◆ Task details: For the entries below, how many lines include the word "title"? Give the figure and nothing more.

◆ Listed records:
START

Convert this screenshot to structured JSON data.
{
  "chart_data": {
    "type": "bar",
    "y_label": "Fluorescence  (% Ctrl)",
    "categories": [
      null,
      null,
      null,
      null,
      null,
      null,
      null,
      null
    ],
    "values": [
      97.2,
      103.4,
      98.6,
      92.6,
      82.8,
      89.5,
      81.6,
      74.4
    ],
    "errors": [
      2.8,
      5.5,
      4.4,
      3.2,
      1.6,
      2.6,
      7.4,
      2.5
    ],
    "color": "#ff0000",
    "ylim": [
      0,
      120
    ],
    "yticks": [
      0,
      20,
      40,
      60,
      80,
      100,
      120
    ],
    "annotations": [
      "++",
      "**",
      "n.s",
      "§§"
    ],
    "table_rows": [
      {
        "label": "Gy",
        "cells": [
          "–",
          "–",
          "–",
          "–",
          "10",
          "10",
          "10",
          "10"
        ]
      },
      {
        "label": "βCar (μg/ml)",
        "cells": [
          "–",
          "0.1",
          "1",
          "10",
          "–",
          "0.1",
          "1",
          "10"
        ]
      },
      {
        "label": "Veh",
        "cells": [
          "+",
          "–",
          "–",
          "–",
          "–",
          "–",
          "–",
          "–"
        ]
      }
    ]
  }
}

END
START

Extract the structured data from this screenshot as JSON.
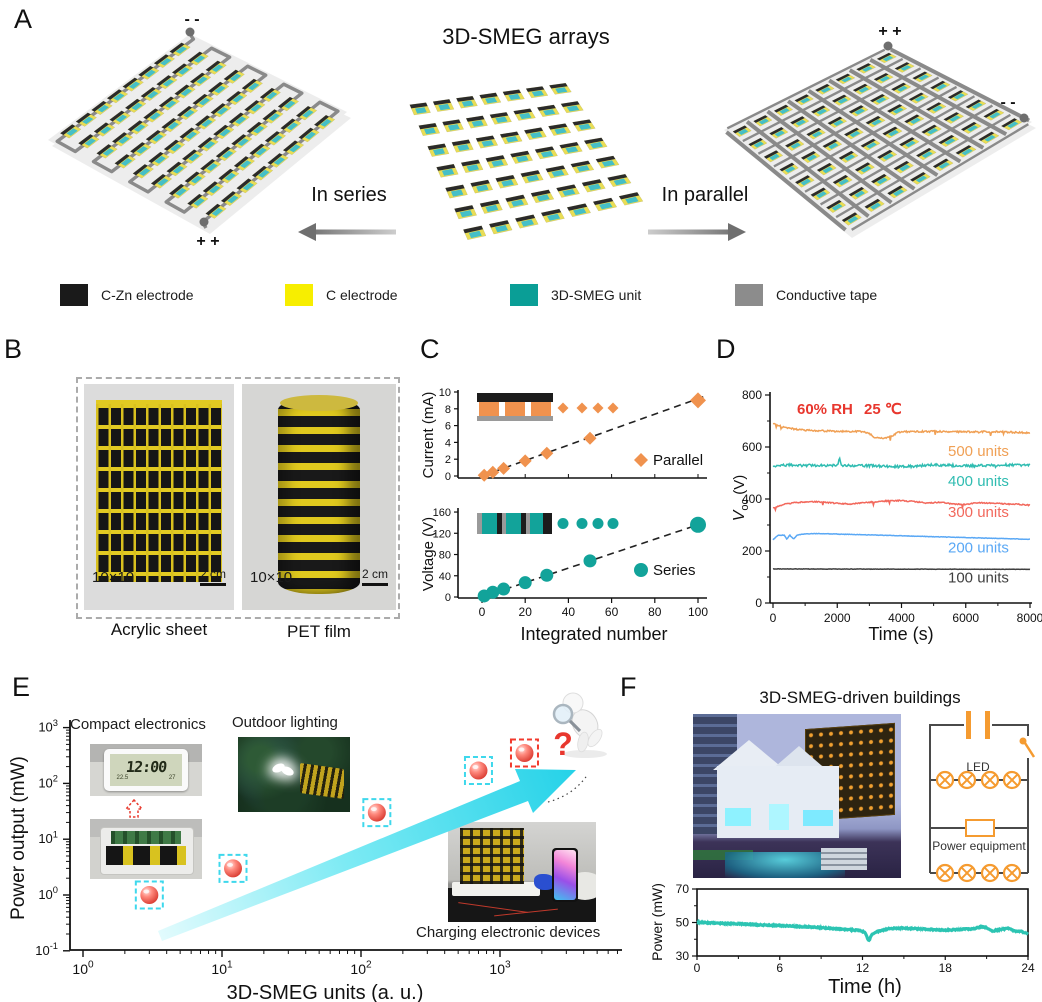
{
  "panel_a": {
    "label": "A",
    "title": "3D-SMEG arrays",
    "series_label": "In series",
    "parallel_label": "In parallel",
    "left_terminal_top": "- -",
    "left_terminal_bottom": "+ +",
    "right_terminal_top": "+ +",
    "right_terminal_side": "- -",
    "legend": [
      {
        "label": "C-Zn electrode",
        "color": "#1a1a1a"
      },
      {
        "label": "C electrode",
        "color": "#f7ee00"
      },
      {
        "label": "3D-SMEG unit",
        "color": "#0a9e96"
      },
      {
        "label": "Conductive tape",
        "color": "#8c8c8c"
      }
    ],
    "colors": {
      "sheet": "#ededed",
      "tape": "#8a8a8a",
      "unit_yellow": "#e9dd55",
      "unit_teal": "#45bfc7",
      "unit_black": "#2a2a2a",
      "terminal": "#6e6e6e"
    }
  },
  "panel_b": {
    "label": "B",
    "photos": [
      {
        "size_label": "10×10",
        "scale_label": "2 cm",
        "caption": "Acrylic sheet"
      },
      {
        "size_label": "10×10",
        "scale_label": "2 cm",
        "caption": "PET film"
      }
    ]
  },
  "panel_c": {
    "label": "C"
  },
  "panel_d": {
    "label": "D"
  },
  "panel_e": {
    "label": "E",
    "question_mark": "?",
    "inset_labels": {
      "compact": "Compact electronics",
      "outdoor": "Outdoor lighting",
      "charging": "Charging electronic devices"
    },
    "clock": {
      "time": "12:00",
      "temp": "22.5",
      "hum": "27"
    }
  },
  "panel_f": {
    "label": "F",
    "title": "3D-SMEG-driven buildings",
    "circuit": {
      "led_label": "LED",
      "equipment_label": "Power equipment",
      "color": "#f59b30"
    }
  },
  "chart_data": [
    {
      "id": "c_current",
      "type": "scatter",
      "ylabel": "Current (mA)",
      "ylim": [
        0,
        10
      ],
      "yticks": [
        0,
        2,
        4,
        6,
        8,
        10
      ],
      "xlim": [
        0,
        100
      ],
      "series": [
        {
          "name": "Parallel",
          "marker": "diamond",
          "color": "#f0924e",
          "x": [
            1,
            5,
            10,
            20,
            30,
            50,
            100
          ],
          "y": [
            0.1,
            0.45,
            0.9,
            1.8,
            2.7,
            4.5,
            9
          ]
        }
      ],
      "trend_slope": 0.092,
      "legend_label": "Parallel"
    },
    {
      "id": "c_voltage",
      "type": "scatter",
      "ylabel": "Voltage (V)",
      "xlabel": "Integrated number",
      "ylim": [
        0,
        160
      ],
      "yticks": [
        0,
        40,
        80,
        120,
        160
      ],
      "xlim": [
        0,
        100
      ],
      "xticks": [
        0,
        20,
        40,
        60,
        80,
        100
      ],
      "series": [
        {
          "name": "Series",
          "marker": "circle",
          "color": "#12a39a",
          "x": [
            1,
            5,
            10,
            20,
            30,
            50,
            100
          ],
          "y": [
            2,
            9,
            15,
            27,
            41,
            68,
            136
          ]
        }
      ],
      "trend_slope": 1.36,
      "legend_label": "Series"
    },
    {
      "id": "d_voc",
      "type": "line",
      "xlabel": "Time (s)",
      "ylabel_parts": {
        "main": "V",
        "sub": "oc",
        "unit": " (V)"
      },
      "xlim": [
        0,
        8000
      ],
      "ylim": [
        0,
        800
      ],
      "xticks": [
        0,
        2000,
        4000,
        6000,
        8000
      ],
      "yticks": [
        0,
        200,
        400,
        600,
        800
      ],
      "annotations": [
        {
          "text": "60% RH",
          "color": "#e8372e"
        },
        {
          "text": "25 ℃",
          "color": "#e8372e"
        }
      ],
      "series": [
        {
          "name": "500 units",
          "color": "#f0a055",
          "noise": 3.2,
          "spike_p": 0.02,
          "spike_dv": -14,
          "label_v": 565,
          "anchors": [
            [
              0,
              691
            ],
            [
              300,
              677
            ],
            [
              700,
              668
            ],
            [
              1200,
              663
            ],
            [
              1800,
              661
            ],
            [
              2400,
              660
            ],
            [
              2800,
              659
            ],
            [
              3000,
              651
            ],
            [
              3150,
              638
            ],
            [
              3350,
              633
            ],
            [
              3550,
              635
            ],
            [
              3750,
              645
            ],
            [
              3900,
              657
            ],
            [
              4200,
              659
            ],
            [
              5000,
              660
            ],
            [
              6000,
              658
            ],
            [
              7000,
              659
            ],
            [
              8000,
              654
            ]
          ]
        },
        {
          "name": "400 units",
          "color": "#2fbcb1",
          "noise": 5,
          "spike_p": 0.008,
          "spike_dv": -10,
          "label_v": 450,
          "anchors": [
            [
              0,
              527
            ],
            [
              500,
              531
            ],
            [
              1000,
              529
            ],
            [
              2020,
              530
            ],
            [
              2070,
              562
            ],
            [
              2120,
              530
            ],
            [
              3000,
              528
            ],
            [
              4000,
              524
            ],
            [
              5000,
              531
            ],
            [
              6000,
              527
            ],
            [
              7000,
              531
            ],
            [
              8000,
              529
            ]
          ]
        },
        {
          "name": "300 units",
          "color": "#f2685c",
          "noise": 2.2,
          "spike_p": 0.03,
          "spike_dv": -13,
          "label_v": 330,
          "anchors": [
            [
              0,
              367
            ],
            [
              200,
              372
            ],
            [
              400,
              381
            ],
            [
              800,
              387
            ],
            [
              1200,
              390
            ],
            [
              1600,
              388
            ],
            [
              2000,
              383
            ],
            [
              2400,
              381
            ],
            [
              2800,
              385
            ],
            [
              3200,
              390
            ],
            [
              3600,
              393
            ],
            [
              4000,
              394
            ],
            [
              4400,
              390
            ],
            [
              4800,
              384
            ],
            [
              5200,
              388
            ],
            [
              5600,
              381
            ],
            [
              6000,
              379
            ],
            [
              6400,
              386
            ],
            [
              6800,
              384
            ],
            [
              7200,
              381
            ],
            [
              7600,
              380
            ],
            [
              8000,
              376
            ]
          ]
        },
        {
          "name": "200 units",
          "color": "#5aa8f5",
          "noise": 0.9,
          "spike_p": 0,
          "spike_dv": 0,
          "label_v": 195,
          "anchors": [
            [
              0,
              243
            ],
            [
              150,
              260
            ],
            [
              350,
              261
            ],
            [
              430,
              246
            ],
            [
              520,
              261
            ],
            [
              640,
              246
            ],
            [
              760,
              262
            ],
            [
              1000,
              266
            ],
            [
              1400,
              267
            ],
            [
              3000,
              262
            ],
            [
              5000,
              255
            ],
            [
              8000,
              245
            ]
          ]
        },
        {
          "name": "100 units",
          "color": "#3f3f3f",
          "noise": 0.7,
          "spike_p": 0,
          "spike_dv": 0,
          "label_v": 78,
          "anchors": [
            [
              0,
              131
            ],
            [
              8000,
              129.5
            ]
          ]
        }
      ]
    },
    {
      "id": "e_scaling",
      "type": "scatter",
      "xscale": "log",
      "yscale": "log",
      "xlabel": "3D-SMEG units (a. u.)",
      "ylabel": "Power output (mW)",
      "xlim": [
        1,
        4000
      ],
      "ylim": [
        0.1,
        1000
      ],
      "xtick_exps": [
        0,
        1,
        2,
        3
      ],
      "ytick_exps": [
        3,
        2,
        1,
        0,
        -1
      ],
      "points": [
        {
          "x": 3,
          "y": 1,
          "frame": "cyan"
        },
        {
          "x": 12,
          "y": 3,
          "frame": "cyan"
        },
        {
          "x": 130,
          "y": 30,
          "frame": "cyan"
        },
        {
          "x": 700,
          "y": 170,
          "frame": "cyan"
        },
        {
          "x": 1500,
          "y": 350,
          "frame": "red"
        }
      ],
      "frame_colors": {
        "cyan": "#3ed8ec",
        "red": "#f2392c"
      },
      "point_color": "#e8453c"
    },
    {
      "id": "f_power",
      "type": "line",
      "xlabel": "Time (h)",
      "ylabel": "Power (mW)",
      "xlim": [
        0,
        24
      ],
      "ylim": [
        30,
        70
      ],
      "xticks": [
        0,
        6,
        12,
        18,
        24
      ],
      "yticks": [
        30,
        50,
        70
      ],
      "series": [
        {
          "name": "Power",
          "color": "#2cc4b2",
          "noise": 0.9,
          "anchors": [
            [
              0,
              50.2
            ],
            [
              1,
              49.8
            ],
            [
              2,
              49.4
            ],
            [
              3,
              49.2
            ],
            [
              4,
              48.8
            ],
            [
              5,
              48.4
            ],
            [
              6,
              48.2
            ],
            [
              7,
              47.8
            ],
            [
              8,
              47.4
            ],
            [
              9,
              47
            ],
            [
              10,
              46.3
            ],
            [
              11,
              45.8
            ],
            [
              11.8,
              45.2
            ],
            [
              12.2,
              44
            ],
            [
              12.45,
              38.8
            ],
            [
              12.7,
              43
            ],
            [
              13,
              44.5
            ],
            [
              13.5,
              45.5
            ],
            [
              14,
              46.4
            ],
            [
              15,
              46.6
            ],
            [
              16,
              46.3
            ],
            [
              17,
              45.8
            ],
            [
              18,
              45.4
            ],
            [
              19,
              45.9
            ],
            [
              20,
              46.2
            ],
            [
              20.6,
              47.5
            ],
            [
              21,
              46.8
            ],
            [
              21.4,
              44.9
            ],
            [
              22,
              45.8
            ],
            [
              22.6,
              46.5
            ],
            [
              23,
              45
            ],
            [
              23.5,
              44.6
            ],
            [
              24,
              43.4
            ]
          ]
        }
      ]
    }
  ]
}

END

◆ Full answer: 2